§ **Records supplied**

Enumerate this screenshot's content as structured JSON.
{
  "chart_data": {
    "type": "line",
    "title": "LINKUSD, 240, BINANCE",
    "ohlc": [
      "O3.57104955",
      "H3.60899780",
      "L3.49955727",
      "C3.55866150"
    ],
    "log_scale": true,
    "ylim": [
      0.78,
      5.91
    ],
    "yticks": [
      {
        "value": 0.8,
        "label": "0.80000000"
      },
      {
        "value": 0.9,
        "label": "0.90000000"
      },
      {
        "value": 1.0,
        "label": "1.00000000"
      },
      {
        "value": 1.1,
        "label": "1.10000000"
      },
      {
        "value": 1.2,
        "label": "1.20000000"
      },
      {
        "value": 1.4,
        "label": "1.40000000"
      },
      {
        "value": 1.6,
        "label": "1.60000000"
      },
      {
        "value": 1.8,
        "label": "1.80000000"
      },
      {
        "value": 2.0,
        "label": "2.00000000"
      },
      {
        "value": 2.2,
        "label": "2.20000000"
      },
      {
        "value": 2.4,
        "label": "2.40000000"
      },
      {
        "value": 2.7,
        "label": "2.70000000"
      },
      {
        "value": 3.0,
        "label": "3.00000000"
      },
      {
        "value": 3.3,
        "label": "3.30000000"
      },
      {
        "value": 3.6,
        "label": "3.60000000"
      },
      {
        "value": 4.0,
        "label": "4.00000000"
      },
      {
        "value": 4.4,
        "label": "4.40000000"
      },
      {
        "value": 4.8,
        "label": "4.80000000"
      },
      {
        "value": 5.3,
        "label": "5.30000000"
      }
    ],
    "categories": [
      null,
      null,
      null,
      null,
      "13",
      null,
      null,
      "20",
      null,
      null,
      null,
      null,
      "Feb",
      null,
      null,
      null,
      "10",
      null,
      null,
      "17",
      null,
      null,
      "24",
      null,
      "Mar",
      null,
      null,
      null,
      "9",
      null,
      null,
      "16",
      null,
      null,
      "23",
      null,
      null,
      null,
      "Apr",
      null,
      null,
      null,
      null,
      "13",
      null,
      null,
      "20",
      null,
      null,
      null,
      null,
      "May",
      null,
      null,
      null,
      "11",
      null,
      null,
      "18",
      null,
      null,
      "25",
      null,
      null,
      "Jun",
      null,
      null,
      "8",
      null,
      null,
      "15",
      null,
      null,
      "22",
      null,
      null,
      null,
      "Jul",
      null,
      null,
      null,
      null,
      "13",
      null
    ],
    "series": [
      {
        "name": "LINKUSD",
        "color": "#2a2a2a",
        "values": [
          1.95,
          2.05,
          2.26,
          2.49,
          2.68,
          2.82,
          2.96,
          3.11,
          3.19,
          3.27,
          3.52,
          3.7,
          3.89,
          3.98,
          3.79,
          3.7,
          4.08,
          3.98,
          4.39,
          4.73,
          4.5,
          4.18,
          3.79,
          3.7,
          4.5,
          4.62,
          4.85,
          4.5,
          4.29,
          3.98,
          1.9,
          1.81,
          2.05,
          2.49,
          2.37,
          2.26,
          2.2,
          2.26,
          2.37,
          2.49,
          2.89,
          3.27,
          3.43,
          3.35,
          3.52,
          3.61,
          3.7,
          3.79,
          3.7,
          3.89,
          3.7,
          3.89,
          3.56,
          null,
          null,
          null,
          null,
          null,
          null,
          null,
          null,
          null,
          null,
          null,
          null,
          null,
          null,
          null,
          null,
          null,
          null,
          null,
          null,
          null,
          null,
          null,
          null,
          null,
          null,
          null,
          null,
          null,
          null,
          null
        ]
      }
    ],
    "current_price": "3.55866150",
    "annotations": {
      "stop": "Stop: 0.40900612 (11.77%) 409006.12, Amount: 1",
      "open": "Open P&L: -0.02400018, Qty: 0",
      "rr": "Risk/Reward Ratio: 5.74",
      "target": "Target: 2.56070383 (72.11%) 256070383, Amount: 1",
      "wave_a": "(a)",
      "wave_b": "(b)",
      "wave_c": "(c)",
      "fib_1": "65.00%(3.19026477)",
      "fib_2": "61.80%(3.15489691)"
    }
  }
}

§ **Instruction**
Return each line of the records above exactly as it reads.

§ **Reply**
Enumerate this screenshot's content as structured JSON.
{
  "chart_data": {
    "type": "line",
    "title": "LINKUSD, 240, BINANCE",
    "ohlc": [
      "O3.57104955",
      "H3.60899780",
      "L3.49955727",
      "C3.55866150"
    ],
    "log_scale": true,
    "ylim": [
      0.78,
      5.91
    ],
    "yticks": [
      {
        "value": 0.8,
        "label": "0.80000000"
      },
      {
        "value": 0.9,
        "label": "0.90000000"
      },
      {
        "value": 1.0,
        "label": "1.00000000"
      },
      {
        "value": 1.1,
        "label": "1.10000000"
      },
      {
        "value": 1.2,
        "label": "1.20000000"
      },
      {
        "value": 1.4,
        "label": "1.40000000"
      },
      {
        "value": 1.6,
        "label": "1.60000000"
      },
      {
        "value": 1.8,
        "label": "1.80000000"
      },
      {
        "value": 2.0,
        "label": "2.00000000"
      },
      {
        "value": 2.2,
        "label": "2.20000000"
      },
      {
        "value": 2.4,
        "label": "2.40000000"
      },
      {
        "value": 2.7,
        "label": "2.70000000"
      },
      {
        "value": 3.0,
        "label": "3.00000000"
      },
      {
        "value": 3.3,
        "label": "3.30000000"
      },
      {
        "value": 3.6,
        "label": "3.60000000"
      },
      {
        "value": 4.0,
        "label": "4.00000000"
      },
      {
        "value": 4.4,
        "label": "4.40000000"
      },
      {
        "value": 4.8,
        "label": "4.80000000"
      },
      {
        "value": 5.3,
        "label": "5.30000000"
      }
    ],
    "categories": [
      null,
      null,
      null,
      null,
      "13",
      null,
      null,
      "20",
      null,
      null,
      null,
      null,
      "Feb",
      null,
      null,
      null,
      "10",
      null,
      null,
      "17",
      null,
      null,
      "24",
      null,
      "Mar",
      null,
      null,
      null,
      "9",
      null,
      null,
      "16",
      null,
      null,
      "23",
      null,
      null,
      null,
      "Apr",
      null,
      null,
      null,
      null,
      "13",
      null,
      null,
      "20",
      null,
      null,
      null,
      null,
      "May",
      null,
      null,
      null,
      "11",
      null,
      null,
      "18",
      null,
      null,
      "25",
      null,
      null,
      "Jun",
      null,
      null,
      "8",
      null,
      null,
      "15",
      null,
      null,
      "22",
      null,
      null,
      null,
      "Jul",
      null,
      null,
      null,
      null,
      "13",
      null
    ],
    "series": [
      {
        "name": "LINKUSD",
        "color": "#2a2a2a",
        "values": [
          1.95,
          2.05,
          2.26,
          2.49,
          2.68,
          2.82,
          2.96,
          3.11,
          3.19,
          3.27,
          3.52,
          3.7,
          3.89,
          3.98,
          3.79,
          3.7,
          4.08,
          3.98,
          4.39,
          4.73,
          4.5,
          4.18,
          3.79,
          3.7,
          4.5,
          4.62,
          4.85,
          4.5,
          4.29,
          3.98,
          1.9,
          1.81,
          2.05,
          2.49,
          2.37,
          2.26,
          2.2,
          2.26,
          2.37,
          2.49,
          2.89,
          3.27,
          3.43,
          3.35,
          3.52,
          3.61,
          3.7,
          3.79,
          3.7,
          3.89,
          3.7,
          3.89,
          3.56,
          null,
          null,
          null,
          null,
          null,
          null,
          null,
          null,
          null,
          null,
          null,
          null,
          null,
          null,
          null,
          null,
          null,
          null,
          null,
          null,
          null,
          null,
          null,
          null,
          null,
          null,
          null,
          null,
          null,
          null,
          null
        ]
      }
    ],
    "current_price": "3.55866150",
    "annotations": {
      "stop": "Stop: 0.40900612 (11.77%) 409006.12, Amount: 1",
      "open": "Open P&L: -0.02400018, Qty: 0",
      "rr": "Risk/Reward Ratio: 5.74",
      "target": "Target: 2.56070383 (72.11%) 256070383, Amount: 1",
      "wave_a": "(a)",
      "wave_b": "(b)",
      "wave_c": "(c)",
      "fib_1": "65.00%(3.19026477)",
      "fib_2": "61.80%(3.15489691)"
    }
  }
}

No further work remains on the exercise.